→ **SOURCE PASSAGE**
= = = = = = =
Final part of Phase 1 trial to test prosetin in ALS patients
ProJenX is 'laser-focused on initiating ALS patient enrollment in Canada'
The first two parts of the PRO-101 trial (NCT05279755) involved healthy participants and showed that the therapy has a good safety and tolerability profile. This final portion now will continue to evaluate prosetin’s safety, tolerability, and pharmacological properties in ALS patients.
“Following Health Canada’s [clinical trial application] authorization, we will be able for the first time to evaluate prosetin in people living with ALS,” Erin Fleming, ProJenX’s co-founder and chief operating officer, said in a press release.
“We are encouraged by the safety and tolerability profile that has emerged from completed healthy volunteer studies of prosetin, and we are laser-focused on initiating ALS patient enrollment in Canada as quickly as possible,” Fleming added.
In ALS, certain proteins are folded abnormally and more prone to form clumps, which is known to contribute to nerve cell damage and death. One way these clumps affect cells is by causing stress in certain cellular organelles, including the endoplasmic reticulum (ER).
This cellular compartment normally works to produce, fold, and transport proteins, but when it becomes overwhelmed with too much unfolded proteins, it can trigger cell death.
“Despite scientific advances, ALS remains a fatal, devastating neurodegenerative disease that demands more meaningful treatment options,” said Angela Genge, MD, associate professor at the Neurology and Neurosurgery Department at McGill University. Genge also is director of the ALS Centre of Excellence for Research and Patient Care at the Montreal Neurological Institute (The Neuro).
How prosetin works
ProJenX’s lead candidate, prosetin, is a first-in-class oral therapy designed to revert ER stress and reduce damage to motor neurons — the nerve cells that are affected in ALS. It works by blocking a protein called mitogen-activated protein kinase kinase kinase kinase (MAP4K).
= = = = = = =
→ **EXERCISE DATA**
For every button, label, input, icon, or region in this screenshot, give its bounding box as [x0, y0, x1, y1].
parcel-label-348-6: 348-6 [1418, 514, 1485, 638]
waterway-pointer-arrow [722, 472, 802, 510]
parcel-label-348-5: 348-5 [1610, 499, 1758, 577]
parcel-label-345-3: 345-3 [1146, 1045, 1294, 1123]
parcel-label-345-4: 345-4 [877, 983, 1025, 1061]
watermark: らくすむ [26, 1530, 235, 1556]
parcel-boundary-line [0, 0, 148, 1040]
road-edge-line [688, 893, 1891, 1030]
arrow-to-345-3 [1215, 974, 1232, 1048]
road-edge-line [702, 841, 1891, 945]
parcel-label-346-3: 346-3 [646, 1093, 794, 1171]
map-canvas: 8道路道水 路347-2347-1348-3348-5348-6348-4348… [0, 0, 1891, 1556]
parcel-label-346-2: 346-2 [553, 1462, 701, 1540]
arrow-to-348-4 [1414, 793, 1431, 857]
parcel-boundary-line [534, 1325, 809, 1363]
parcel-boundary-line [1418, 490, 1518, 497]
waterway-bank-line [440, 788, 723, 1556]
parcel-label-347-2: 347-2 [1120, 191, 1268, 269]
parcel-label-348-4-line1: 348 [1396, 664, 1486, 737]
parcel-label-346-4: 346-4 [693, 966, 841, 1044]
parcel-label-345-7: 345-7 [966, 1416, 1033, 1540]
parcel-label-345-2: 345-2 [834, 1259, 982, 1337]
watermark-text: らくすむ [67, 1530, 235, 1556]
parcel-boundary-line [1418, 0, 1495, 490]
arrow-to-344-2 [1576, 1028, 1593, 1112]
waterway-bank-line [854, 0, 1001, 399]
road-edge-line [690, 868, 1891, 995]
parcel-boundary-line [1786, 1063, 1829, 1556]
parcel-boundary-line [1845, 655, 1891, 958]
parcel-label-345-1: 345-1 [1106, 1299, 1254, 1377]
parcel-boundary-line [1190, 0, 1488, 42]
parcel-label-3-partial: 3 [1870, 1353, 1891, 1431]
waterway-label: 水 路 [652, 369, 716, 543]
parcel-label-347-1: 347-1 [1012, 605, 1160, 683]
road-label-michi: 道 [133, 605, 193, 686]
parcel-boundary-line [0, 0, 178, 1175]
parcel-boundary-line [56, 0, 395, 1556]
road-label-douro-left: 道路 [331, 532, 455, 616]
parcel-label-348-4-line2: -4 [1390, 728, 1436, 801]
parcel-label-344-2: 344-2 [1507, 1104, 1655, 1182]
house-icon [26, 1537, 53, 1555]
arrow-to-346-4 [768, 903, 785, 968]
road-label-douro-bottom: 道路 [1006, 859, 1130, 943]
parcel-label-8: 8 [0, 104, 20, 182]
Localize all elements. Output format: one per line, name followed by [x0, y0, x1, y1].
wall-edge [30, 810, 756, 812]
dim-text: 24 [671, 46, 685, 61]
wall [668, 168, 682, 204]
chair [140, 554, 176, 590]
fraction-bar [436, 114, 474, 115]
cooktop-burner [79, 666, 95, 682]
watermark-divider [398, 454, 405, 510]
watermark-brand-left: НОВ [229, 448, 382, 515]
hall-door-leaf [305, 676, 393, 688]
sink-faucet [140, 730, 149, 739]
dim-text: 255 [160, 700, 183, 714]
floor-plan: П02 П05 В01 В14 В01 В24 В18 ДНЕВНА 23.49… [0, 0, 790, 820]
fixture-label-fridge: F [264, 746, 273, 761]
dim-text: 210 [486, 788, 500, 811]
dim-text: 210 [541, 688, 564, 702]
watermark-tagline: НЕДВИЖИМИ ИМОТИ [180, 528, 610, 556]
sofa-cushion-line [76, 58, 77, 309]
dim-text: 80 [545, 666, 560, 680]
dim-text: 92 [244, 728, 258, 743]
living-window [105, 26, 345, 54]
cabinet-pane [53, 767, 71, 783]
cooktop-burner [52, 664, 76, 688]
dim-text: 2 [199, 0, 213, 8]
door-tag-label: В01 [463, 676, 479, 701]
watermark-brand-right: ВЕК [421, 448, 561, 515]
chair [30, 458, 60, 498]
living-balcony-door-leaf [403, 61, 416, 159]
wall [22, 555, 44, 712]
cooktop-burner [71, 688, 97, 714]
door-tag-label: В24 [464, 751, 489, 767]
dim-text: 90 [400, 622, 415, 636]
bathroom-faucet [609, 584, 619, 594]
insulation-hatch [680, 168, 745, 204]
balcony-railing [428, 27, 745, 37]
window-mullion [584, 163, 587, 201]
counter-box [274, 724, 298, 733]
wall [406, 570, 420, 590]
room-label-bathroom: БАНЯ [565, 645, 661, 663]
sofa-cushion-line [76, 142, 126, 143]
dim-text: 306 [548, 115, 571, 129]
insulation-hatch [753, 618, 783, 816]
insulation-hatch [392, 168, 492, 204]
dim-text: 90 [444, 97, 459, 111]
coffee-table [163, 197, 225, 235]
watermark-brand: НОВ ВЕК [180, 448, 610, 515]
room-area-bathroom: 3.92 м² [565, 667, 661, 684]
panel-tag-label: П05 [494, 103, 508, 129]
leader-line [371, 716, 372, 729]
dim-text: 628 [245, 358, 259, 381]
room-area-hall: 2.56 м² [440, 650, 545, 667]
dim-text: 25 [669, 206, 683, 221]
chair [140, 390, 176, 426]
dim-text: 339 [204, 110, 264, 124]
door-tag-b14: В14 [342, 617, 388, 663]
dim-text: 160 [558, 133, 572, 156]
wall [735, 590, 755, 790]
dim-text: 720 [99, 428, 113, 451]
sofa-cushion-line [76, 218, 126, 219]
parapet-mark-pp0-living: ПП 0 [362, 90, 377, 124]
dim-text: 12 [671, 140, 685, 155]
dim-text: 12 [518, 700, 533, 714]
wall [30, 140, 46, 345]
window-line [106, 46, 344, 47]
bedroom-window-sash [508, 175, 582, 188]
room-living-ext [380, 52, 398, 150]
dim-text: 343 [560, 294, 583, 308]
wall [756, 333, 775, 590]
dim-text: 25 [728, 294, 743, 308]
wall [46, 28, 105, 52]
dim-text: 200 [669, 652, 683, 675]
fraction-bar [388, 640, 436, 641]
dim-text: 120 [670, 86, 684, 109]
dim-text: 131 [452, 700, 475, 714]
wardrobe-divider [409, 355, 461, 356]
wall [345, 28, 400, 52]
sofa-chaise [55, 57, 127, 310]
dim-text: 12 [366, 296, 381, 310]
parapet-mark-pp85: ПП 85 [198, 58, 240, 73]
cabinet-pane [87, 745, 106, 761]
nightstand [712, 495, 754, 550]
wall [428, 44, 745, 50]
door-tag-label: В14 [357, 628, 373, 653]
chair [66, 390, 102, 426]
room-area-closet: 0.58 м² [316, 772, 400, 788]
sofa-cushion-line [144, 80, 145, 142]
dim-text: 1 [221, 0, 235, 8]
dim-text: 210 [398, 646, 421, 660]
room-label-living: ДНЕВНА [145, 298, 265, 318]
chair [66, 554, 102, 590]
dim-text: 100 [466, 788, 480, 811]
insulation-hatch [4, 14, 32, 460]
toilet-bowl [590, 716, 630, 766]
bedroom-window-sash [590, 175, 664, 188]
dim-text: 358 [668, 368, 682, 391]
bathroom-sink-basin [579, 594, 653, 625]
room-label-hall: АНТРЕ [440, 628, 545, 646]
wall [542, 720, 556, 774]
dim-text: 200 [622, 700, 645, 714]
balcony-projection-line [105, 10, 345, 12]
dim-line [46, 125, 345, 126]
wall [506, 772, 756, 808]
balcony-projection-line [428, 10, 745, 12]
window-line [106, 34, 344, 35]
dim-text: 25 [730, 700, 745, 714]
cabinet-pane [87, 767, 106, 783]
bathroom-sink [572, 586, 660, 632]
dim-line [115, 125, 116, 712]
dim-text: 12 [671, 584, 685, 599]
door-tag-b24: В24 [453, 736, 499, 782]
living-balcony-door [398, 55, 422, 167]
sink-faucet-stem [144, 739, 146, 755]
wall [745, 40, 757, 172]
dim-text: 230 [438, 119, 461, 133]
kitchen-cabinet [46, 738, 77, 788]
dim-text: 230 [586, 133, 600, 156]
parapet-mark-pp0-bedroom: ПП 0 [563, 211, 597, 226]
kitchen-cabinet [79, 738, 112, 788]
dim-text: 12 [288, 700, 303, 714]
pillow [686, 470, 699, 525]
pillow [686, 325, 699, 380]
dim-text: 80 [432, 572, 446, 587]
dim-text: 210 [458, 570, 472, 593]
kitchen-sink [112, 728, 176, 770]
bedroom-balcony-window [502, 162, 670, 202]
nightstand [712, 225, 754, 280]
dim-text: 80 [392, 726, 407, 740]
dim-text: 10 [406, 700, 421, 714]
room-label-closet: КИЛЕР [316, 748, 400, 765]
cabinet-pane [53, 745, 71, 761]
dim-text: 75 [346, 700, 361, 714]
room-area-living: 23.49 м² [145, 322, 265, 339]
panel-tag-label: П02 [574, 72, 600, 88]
= = = = = = =
→ **TO DO**
[1] In the article on the prosetin trial, do these statements agree with the text? Answer yes or no for each, and quote the deciding words. (a) The first two parts of the trial involved healthy participants. (b) Prosetin is given by injection. (c) Angela Genge is ProJenX's chief operating officer.
[2] Pick up the article on the prosetin trial after its last sentence and carry it on.

→ **REPLIES**
[1]
(a) Yes: "The first two parts of the PRO-101 trial (NCT05279755) involved healthy participants"
(b) No: "a first-in-class oral therapy"
(c) No: "Erin Fleming, ProJenX’s co-founder and chief operating officer"

[2]
Based on the discovery that blocking MAP4K protected motor neurons in several patient-derived cell models, ProJenX’s co-founders at Columbia University optimized prosetin to reach the brain and potently inhibit MAP4K in nerve cells. Their studies showed that prosetin reduced inflammation and improved nerve cell survival in an animal model of ALS.
ProJenX was created in 2022 out of a research collaboration between Project ALS and Columbia University in New York City to rapidly develop and commercialize prosetin for people living with ALS. Following its launch, the first-in-human PRO-101 trial began evaluating the candidate therapy in healthy volunteers and ALS patients.
The trial is divided in three parts. In parts 1a and 1b, a number of healthy volunteers received single or multiple ascending doses of prosetin or a placebo. Now, Part 1c will evaluate the treatment in people with ALS.
“ProJenX has generated compelling preclinical data showing that prosetin may protect motor neurons against well-established pathological [disease-causing] mechanisms in ALS,” said Genge, who also is an investigator in the PRO-101 trial.
Prosetin was granted orphan drug designation for ALS by the U.S. Food and Drug Administration in 2020. The status grants several incentives to companies developing medications for rare disorders, including financial benefits and seven years of market exclusivity if the therapy is ultimately approved.